— Aim of the task —
Scan the records for the word "кордони". Copy each line that includes it.

— Record excerpts —

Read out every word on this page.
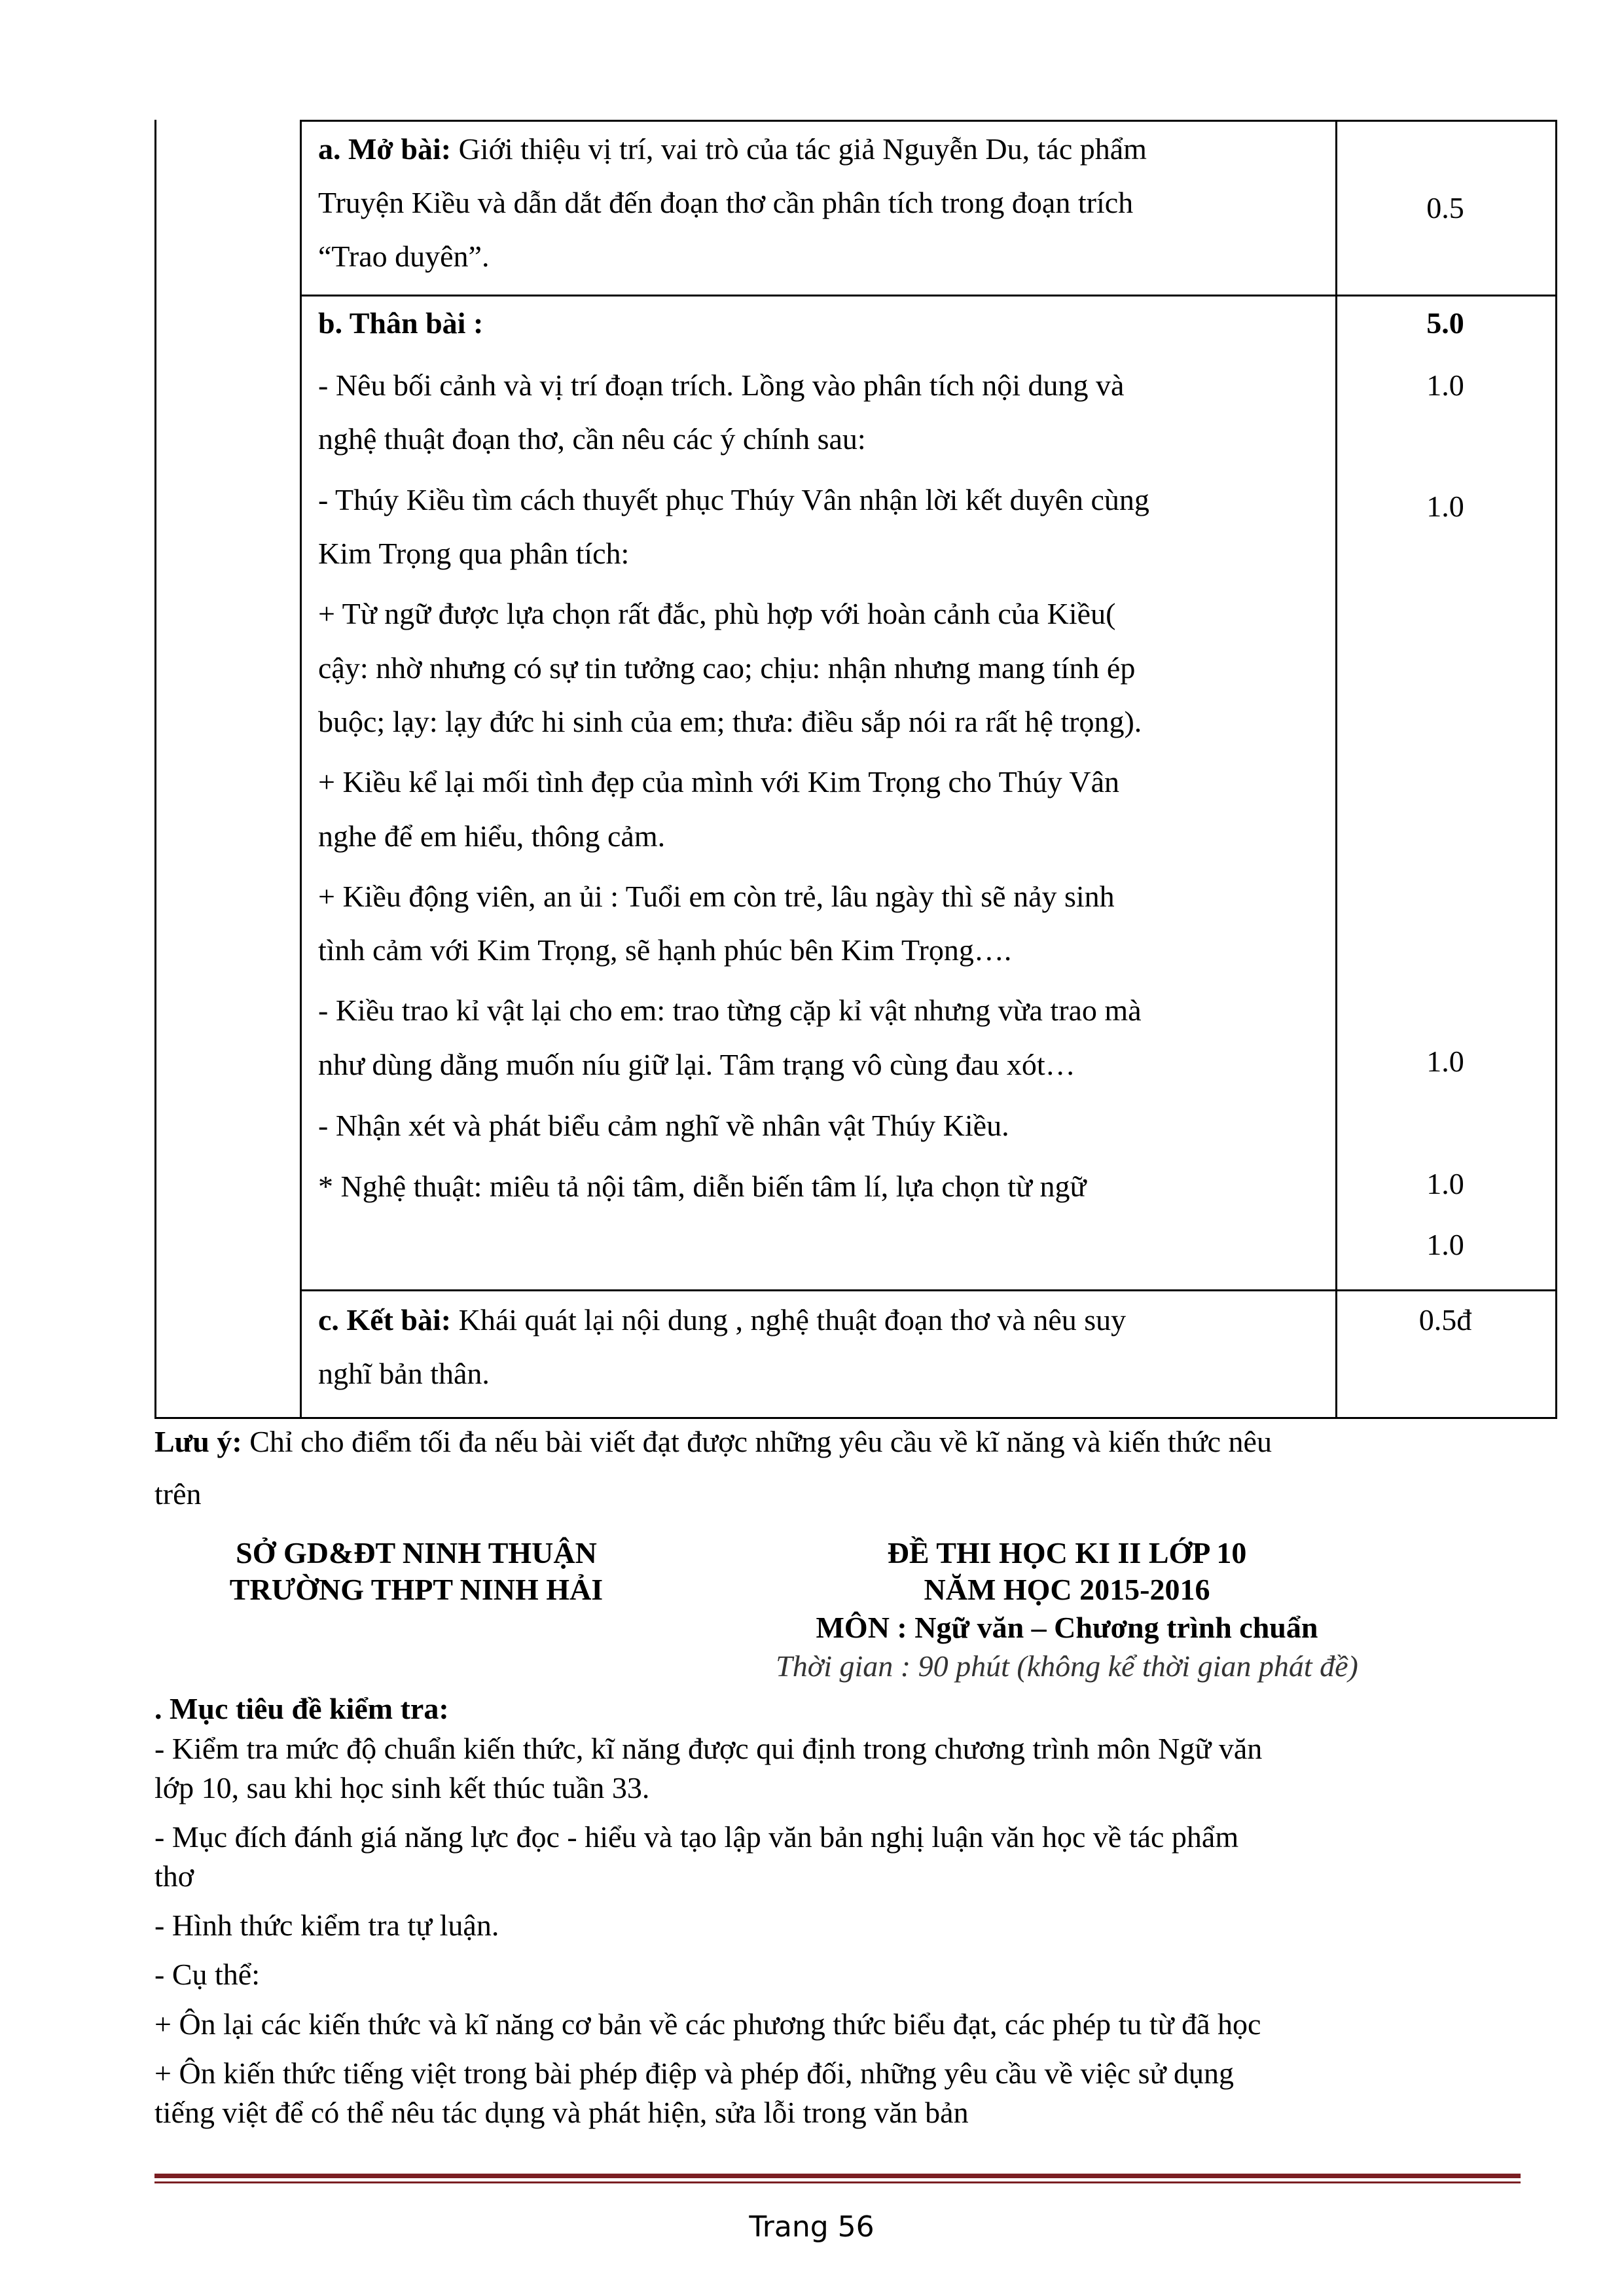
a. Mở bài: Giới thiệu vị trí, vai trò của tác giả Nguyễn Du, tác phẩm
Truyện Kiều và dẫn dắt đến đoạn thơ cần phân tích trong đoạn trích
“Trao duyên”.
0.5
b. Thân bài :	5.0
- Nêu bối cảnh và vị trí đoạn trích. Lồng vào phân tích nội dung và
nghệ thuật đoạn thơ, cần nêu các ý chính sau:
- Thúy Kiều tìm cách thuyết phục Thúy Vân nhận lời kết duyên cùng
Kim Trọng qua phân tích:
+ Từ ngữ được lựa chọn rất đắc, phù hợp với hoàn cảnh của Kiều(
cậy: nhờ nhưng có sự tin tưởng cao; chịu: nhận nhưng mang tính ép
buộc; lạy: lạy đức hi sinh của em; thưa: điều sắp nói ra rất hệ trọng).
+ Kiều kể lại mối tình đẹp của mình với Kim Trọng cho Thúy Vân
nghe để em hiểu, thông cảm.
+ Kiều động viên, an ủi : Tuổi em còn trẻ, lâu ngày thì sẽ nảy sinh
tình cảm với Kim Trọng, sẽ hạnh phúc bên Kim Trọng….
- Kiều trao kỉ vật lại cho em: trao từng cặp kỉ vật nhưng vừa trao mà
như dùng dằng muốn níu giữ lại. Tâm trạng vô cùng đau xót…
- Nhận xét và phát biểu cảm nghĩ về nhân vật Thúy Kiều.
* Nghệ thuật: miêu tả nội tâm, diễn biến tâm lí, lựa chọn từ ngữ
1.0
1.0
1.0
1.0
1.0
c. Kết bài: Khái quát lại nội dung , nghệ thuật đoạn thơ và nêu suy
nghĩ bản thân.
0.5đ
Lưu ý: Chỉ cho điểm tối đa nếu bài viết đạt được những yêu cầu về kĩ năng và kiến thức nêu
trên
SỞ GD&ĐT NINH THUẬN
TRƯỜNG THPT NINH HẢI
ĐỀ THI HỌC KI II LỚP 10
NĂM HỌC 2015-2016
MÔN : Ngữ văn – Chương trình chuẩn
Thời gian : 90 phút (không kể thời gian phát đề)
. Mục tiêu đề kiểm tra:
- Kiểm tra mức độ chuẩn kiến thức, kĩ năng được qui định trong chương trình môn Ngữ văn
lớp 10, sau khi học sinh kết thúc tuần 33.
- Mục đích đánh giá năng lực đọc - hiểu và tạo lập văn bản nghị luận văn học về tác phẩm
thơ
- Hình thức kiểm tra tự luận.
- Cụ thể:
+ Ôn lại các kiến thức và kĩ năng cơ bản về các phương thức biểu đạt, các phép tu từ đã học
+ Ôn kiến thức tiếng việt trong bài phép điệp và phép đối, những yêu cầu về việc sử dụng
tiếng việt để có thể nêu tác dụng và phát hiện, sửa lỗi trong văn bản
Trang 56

--

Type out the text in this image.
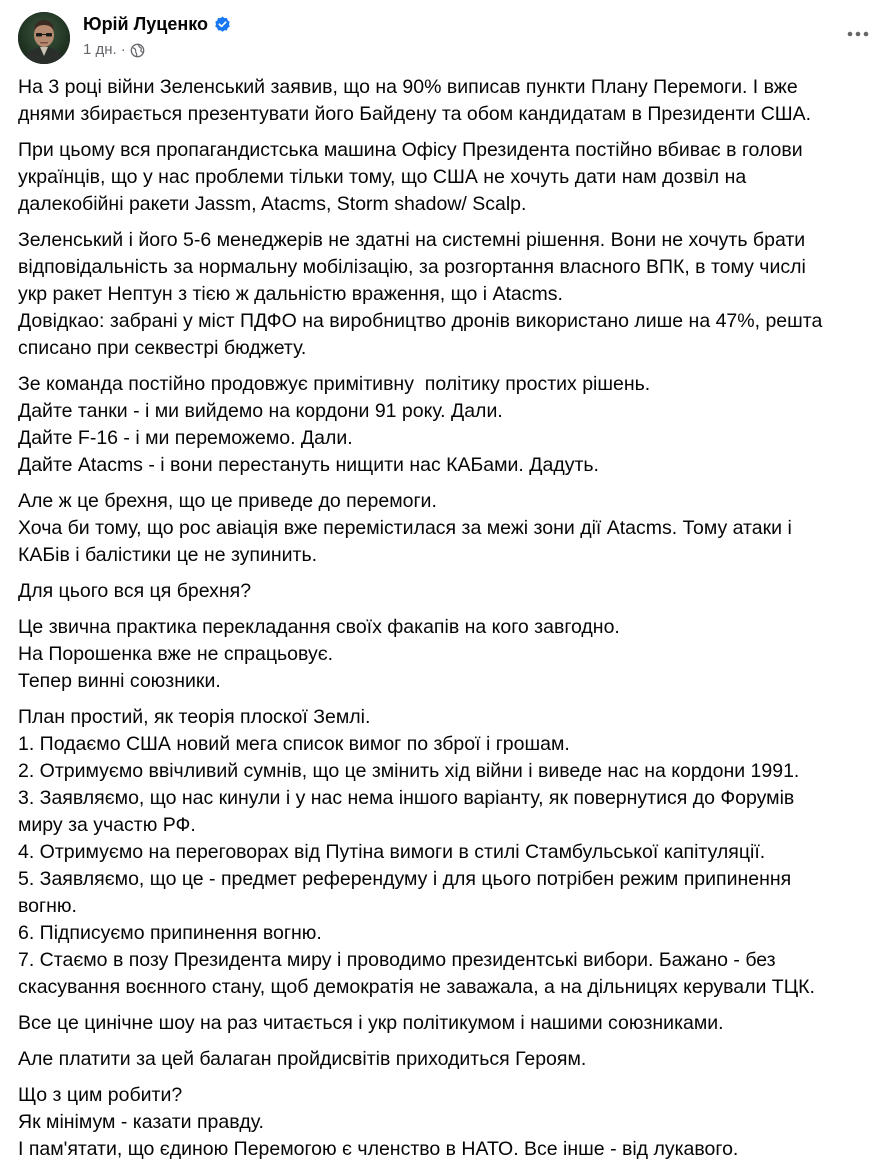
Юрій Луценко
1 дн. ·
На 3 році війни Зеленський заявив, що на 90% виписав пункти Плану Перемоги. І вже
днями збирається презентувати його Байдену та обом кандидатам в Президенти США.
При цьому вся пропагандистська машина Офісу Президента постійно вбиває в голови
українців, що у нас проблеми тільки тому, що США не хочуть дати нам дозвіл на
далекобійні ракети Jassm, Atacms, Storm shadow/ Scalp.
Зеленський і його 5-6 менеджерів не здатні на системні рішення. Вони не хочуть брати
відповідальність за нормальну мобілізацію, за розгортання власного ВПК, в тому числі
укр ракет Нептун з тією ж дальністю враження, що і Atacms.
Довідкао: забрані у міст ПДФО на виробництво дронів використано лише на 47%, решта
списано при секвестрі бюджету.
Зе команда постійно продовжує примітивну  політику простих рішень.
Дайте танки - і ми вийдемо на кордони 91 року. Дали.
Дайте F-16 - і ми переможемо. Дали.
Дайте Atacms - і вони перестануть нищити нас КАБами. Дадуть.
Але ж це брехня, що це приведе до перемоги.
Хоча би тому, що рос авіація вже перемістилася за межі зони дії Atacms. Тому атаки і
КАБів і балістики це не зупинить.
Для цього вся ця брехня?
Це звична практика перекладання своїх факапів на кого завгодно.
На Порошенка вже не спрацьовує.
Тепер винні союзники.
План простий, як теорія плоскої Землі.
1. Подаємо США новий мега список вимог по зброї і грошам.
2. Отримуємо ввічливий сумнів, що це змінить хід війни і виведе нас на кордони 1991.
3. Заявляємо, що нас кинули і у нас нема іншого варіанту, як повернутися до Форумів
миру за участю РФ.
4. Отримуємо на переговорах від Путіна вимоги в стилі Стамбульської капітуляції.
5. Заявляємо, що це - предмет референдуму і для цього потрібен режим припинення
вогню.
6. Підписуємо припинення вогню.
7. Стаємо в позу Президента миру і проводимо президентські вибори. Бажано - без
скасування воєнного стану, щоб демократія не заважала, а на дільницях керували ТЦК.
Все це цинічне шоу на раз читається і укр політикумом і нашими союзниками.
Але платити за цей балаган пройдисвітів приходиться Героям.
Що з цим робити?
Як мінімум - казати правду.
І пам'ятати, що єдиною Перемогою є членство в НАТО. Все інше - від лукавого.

— Answer for this exercise —
Дайте танки - і ми вийдемо на кордони 91 року. Дали.
2. Отримуємо ввічливий сумнів, що це змінить хід війни і виведе нас на кордони 1991.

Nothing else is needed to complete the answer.